= Task requirements =
Check each line of the data below for the word "structured", then extract the ones that have it.

Stored items from a collection
------

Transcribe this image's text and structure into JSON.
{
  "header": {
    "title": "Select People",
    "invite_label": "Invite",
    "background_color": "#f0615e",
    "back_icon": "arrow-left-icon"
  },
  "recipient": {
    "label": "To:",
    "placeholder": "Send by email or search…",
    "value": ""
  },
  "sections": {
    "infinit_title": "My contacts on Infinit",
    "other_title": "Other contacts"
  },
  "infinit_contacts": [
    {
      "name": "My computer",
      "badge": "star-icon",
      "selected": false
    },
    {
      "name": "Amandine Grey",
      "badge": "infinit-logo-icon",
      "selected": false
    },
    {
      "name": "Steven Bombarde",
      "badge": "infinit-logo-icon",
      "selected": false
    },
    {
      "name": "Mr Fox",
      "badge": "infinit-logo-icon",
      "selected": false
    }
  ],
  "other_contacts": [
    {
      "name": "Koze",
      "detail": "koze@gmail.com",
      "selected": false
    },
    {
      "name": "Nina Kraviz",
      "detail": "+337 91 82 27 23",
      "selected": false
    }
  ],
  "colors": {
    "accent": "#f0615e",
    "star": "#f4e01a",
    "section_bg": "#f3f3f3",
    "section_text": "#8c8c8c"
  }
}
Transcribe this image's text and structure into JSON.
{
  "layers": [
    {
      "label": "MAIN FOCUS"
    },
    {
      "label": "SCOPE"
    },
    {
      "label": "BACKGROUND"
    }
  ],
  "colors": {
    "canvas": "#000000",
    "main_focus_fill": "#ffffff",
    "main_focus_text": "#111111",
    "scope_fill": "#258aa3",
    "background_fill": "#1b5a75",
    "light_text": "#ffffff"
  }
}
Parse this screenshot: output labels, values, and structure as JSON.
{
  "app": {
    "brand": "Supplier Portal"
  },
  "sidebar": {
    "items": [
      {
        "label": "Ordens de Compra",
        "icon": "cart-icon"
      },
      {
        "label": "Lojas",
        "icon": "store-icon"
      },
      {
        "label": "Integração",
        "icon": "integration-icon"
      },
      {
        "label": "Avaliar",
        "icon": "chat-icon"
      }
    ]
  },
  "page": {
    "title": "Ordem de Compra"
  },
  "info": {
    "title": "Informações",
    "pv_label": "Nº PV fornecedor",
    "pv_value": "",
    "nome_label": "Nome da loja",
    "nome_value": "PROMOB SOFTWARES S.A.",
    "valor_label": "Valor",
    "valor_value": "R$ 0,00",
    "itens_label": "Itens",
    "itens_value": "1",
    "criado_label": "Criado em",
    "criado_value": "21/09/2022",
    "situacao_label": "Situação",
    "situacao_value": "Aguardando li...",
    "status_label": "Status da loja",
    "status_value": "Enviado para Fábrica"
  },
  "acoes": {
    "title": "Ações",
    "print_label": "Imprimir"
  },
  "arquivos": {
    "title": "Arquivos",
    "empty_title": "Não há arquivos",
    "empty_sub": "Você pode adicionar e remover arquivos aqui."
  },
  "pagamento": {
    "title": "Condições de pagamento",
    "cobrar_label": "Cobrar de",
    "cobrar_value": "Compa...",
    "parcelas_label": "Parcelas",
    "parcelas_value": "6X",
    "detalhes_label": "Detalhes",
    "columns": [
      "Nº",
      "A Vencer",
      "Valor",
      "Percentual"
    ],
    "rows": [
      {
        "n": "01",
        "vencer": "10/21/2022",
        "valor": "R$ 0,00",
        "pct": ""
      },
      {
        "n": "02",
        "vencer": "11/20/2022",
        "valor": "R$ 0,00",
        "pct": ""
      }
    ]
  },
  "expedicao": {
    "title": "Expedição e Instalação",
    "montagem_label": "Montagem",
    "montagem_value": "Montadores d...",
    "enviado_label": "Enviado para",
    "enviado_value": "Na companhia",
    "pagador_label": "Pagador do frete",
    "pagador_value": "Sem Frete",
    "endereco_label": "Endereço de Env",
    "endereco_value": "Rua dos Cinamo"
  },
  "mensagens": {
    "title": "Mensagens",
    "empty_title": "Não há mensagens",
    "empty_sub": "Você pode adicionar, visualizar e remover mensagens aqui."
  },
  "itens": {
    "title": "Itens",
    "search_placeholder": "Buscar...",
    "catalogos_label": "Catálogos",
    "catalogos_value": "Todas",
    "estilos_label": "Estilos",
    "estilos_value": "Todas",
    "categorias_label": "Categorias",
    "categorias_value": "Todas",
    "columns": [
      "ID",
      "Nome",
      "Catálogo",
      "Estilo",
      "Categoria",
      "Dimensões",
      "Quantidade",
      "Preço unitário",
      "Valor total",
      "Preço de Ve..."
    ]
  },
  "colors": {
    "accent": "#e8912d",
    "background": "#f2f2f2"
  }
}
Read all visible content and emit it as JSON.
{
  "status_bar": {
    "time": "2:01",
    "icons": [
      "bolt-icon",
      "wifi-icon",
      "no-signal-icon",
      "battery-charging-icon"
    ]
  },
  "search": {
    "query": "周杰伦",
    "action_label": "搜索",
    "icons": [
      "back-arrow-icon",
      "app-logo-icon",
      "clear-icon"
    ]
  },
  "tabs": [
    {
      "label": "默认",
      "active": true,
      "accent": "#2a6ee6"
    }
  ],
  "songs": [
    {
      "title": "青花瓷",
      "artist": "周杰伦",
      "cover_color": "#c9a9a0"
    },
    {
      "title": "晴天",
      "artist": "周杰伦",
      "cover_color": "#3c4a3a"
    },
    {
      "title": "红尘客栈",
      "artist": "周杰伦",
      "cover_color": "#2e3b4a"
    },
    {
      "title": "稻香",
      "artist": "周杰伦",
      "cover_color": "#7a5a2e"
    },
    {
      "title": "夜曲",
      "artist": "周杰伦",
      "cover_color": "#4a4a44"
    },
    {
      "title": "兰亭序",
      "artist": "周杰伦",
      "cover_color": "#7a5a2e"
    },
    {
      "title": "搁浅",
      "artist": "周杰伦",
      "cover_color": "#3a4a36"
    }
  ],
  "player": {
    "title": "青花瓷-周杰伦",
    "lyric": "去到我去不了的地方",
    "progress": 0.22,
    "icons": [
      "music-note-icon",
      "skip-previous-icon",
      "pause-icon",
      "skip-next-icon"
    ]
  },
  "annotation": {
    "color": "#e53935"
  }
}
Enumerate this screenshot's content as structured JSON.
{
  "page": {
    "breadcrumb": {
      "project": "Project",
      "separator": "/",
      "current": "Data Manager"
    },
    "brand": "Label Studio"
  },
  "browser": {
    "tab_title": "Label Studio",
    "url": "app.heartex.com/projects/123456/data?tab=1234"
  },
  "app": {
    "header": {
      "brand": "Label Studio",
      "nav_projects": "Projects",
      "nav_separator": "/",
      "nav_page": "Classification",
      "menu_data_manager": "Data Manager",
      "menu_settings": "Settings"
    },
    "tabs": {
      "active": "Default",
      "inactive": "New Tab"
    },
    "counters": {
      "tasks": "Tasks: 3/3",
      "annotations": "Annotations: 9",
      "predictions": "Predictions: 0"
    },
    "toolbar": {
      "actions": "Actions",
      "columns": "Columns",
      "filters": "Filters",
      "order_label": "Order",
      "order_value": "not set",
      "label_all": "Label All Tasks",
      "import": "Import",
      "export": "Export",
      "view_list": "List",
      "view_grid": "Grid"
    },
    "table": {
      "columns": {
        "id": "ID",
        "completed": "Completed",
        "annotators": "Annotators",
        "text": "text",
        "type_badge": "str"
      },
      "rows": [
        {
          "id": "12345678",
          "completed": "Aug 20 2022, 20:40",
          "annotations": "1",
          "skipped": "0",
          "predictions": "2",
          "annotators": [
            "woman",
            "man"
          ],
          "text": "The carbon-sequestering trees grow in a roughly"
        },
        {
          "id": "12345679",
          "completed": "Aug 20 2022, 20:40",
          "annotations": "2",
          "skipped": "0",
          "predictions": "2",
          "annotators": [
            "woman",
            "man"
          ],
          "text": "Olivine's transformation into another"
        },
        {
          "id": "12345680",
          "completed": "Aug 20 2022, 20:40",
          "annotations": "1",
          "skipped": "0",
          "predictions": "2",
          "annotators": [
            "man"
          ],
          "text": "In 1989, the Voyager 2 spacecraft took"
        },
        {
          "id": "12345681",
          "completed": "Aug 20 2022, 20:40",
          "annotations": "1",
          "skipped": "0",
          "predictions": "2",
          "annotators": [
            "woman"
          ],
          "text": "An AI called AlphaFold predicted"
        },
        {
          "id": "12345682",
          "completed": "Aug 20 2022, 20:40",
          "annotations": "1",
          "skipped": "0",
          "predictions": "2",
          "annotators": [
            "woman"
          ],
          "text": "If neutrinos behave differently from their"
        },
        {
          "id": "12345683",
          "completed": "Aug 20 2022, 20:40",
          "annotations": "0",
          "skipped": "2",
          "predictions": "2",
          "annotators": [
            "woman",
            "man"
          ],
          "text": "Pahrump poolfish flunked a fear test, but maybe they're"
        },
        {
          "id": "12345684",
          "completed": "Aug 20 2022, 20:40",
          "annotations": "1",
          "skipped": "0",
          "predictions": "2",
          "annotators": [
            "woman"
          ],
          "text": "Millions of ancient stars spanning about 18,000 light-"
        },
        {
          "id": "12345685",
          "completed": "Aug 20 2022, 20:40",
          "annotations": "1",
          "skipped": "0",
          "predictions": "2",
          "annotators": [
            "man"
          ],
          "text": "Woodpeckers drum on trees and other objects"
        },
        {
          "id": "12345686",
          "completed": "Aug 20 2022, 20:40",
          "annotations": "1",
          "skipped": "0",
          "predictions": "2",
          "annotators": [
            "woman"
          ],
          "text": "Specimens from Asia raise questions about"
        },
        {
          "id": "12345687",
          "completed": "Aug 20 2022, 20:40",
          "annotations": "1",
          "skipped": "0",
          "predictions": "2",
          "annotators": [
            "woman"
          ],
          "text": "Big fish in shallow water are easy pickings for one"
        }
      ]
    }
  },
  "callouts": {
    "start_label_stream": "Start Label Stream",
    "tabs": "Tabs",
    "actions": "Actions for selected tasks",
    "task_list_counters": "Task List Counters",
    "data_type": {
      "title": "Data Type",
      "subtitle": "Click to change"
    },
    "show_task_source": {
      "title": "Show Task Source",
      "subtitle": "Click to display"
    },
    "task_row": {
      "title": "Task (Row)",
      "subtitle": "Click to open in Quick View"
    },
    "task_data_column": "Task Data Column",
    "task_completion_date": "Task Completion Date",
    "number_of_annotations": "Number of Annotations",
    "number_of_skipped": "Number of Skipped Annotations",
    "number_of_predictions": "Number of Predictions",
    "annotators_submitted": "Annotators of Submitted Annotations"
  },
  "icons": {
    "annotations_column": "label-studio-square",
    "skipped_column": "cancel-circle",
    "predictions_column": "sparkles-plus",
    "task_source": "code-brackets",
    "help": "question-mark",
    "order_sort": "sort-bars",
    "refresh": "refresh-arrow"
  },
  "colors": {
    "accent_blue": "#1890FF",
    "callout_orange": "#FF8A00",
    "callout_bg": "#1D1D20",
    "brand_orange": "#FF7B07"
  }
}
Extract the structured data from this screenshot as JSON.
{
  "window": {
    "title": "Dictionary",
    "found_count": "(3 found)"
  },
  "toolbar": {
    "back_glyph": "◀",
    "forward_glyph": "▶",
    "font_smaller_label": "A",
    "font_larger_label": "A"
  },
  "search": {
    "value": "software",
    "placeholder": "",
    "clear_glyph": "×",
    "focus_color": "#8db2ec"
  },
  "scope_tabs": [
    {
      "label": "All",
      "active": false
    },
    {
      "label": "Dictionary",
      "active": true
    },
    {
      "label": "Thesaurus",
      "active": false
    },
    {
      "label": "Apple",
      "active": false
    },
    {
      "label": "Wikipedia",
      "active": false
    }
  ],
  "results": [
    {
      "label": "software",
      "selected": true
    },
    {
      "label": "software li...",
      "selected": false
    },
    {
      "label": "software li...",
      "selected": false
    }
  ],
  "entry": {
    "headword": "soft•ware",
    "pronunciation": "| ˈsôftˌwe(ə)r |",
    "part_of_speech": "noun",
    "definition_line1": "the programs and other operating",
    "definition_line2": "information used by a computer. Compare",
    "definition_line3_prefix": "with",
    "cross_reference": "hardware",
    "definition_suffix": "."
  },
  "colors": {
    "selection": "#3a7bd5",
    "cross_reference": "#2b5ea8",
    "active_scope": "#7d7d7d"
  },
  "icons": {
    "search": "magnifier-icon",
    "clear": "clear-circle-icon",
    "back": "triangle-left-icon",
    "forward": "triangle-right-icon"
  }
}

------

= Result of the task =
Enumerate this screenshot's content as structured JSON.
Extract the structured data from this screenshot as JSON.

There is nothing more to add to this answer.